**SET TASK**
Print all records exactly, leaving nothing out.

>> start

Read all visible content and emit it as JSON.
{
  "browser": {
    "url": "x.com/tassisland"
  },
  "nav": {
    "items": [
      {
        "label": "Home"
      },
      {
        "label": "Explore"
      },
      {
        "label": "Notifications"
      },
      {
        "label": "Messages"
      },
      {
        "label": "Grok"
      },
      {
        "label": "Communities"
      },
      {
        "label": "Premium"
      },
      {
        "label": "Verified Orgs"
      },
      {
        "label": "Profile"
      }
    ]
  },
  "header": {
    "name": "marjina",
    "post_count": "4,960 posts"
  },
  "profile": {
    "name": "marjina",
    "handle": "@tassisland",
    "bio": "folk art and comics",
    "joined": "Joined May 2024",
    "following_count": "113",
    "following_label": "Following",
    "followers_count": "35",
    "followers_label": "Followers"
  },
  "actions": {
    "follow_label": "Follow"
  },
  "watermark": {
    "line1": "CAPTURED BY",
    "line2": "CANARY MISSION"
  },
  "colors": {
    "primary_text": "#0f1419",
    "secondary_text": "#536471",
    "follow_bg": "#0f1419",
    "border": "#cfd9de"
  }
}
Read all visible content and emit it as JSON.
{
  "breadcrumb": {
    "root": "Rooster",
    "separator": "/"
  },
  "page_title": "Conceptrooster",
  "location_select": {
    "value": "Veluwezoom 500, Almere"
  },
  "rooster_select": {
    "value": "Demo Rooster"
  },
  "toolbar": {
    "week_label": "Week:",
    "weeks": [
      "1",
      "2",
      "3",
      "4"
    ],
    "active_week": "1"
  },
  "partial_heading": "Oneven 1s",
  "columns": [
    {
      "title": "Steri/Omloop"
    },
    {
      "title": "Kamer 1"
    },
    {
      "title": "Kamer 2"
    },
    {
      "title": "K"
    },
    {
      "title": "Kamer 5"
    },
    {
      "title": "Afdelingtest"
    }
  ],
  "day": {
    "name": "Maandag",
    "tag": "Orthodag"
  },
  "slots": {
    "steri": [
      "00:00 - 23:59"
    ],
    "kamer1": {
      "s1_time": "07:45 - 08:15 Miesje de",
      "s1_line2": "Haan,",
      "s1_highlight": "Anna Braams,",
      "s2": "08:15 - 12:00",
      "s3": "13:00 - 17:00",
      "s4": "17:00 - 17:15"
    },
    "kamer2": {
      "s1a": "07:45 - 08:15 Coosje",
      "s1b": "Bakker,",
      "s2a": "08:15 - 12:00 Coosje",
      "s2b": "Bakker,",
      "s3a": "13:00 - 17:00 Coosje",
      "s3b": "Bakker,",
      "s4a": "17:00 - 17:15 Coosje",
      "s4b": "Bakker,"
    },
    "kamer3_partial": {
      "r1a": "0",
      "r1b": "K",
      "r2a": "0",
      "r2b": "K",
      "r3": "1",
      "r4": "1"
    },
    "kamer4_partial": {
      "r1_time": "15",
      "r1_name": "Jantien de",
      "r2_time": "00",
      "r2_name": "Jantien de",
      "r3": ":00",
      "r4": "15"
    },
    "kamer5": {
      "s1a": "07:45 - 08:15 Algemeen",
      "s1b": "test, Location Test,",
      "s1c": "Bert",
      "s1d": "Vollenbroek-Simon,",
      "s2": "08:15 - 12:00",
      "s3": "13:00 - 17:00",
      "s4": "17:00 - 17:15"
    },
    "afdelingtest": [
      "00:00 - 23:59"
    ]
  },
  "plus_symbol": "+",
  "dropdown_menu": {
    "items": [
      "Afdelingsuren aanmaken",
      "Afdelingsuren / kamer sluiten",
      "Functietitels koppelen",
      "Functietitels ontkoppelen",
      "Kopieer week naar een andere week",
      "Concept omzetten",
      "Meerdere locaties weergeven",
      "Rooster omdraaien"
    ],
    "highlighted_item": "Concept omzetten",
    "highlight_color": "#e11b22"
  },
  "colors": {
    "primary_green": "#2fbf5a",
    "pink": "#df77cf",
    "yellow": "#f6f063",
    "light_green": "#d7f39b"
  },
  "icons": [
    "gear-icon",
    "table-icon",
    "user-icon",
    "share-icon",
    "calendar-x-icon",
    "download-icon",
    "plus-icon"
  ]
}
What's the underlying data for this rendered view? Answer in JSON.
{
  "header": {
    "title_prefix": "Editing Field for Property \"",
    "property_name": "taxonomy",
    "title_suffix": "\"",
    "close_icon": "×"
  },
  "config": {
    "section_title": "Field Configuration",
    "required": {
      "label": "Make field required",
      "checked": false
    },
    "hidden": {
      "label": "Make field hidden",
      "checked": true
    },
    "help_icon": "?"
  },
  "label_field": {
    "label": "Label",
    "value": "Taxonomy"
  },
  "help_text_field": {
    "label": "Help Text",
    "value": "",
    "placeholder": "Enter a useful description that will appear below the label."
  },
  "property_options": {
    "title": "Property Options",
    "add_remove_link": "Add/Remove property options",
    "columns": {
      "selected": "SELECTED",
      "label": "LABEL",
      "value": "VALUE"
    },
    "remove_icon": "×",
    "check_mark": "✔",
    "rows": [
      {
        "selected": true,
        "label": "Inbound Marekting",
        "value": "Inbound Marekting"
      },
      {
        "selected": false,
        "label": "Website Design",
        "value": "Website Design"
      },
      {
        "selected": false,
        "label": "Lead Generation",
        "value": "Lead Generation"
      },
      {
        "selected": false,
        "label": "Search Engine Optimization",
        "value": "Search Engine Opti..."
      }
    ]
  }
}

>> end

**TASK SOLUTION**
Read all visible content and emit it as JSON.
{
  "browser": {
    "url": "x.com/tassisland"
  },
  "nav": {
    "items": [
      {
        "label": "Home"
      },
      {
        "label": "Explore"
      },
      {
        "label": "Notifications"
      },
      {
        "label": "Messages"
      },
      {
        "label": "Grok"
      },
      {
        "label": "Communities"
      },
      {
        "label": "Premium"
      },
      {
        "label": "Verified Orgs"
      },
      {
        "label": "Profile"
      }
    ]
  },
  "header": {
    "name": "marjina",
    "post_count": "4,960 posts"
  },
  "profile": {
    "name": "marjina",
    "handle": "@tassisland",
    "bio": "folk art and comics",
    "joined": "Joined May 2024",
    "following_count": "113",
    "following_label": "Following",
    "followers_count": "35",
    "followers_label": "Followers"
  },
  "actions": {
    "follow_label": "Follow"
  },
  "watermark": {
    "line1": "CAPTURED BY",
    "line2": "CANARY MISSION"
  },
  "colors": {
    "primary_text": "#0f1419",
    "secondary_text": "#536471",
    "follow_bg": "#0f1419",
    "border": "#cfd9de"
  }
}
Read all visible content and emit it as JSON.
{
  "breadcrumb": {
    "root": "Rooster",
    "separator": "/"
  },
  "page_title": "Conceptrooster",
  "location_select": {
    "value": "Veluwezoom 500, Almere"
  },
  "rooster_select": {
    "value": "Demo Rooster"
  },
  "toolbar": {
    "week_label": "Week:",
    "weeks": [
      "1",
      "2",
      "3",
      "4"
    ],
    "active_week": "1"
  },
  "partial_heading": "Oneven 1s",
  "columns": [
    {
      "title": "Steri/Omloop"
    },
    {
      "title": "Kamer 1"
    },
    {
      "title": "Kamer 2"
    },
    {
      "title": "K"
    },
    {
      "title": "Kamer 5"
    },
    {
      "title": "Afdelingtest"
    }
  ],
  "day": {
    "name": "Maandag",
    "tag": "Orthodag"
  },
  "slots": {
    "steri": [
      "00:00 - 23:59"
    ],
    "kamer1": {
      "s1_time": "07:45 - 08:15 Miesje de",
      "s1_line2": "Haan,",
      "s1_highlight": "Anna Braams,",
      "s2": "08:15 - 12:00",
      "s3": "13:00 - 17:00",
      "s4": "17:00 - 17:15"
    },
    "kamer2": {
      "s1a": "07:45 - 08:15 Coosje",
      "s1b": "Bakker,",
      "s2a": "08:15 - 12:00 Coosje",
      "s2b": "Bakker,",
      "s3a": "13:00 - 17:00 Coosje",
      "s3b": "Bakker,",
      "s4a": "17:00 - 17:15 Coosje",
      "s4b": "Bakker,"
    },
    "kamer3_partial": {
      "r1a": "0",
      "r1b": "K",
      "r2a": "0",
      "r2b": "K",
      "r3": "1",
      "r4": "1"
    },
    "kamer4_partial": {
      "r1_time": "15",
      "r1_name": "Jantien de",
      "r2_time": "00",
      "r2_name": "Jantien de",
      "r3": ":00",
      "r4": "15"
    },
    "kamer5": {
      "s1a": "07:45 - 08:15 Algemeen",
      "s1b": "test, Location Test,",
      "s1c": "Bert",
      "s1d": "Vollenbroek-Simon,",
      "s2": "08:15 - 12:00",
      "s3": "13:00 - 17:00",
      "s4": "17:00 - 17:15"
    },
    "afdelingtest": [
      "00:00 - 23:59"
    ]
  },
  "plus_symbol": "+",
  "dropdown_menu": {
    "items": [
      "Afdelingsuren aanmaken",
      "Afdelingsuren / kamer sluiten",
      "Functietitels koppelen",
      "Functietitels ontkoppelen",
      "Kopieer week naar een andere week",
      "Concept omzetten",
      "Meerdere locaties weergeven",
      "Rooster omdraaien"
    ],
    "highlighted_item": "Concept omzetten",
    "highlight_color": "#e11b22"
  },
  "colors": {
    "primary_green": "#2fbf5a",
    "pink": "#df77cf",
    "yellow": "#f6f063",
    "light_green": "#d7f39b"
  },
  "icons": [
    "gear-icon",
    "table-icon",
    "user-icon",
    "share-icon",
    "calendar-x-icon",
    "download-icon",
    "plus-icon"
  ]
}
What's the underlying data for this rendered view? Answer in JSON.
{
  "header": {
    "title_prefix": "Editing Field for Property \"",
    "property_name": "taxonomy",
    "title_suffix": "\"",
    "close_icon": "×"
  },
  "config": {
    "section_title": "Field Configuration",
    "required": {
      "label": "Make field required",
      "checked": false
    },
    "hidden": {
      "label": "Make field hidden",
      "checked": true
    },
    "help_icon": "?"
  },
  "label_field": {
    "label": "Label",
    "value": "Taxonomy"
  },
  "help_text_field": {
    "label": "Help Text",
    "value": "",
    "placeholder": "Enter a useful description that will appear below the label."
  },
  "property_options": {
    "title": "Property Options",
    "add_remove_link": "Add/Remove property options",
    "columns": {
      "selected": "SELECTED",
      "label": "LABEL",
      "value": "VALUE"
    },
    "remove_icon": "×",
    "check_mark": "✔",
    "rows": [
      {
        "selected": true,
        "label": "Inbound Marekting",
        "value": "Inbound Marekting"
      },
      {
        "selected": false,
        "label": "Website Design",
        "value": "Website Design"
      },
      {
        "selected": false,
        "label": "Lead Generation",
        "value": "Lead Generation"
      },
      {
        "selected": false,
        "label": "Search Engine Optimization",
        "value": "Search Engine Opti..."
      }
    ]
  }
}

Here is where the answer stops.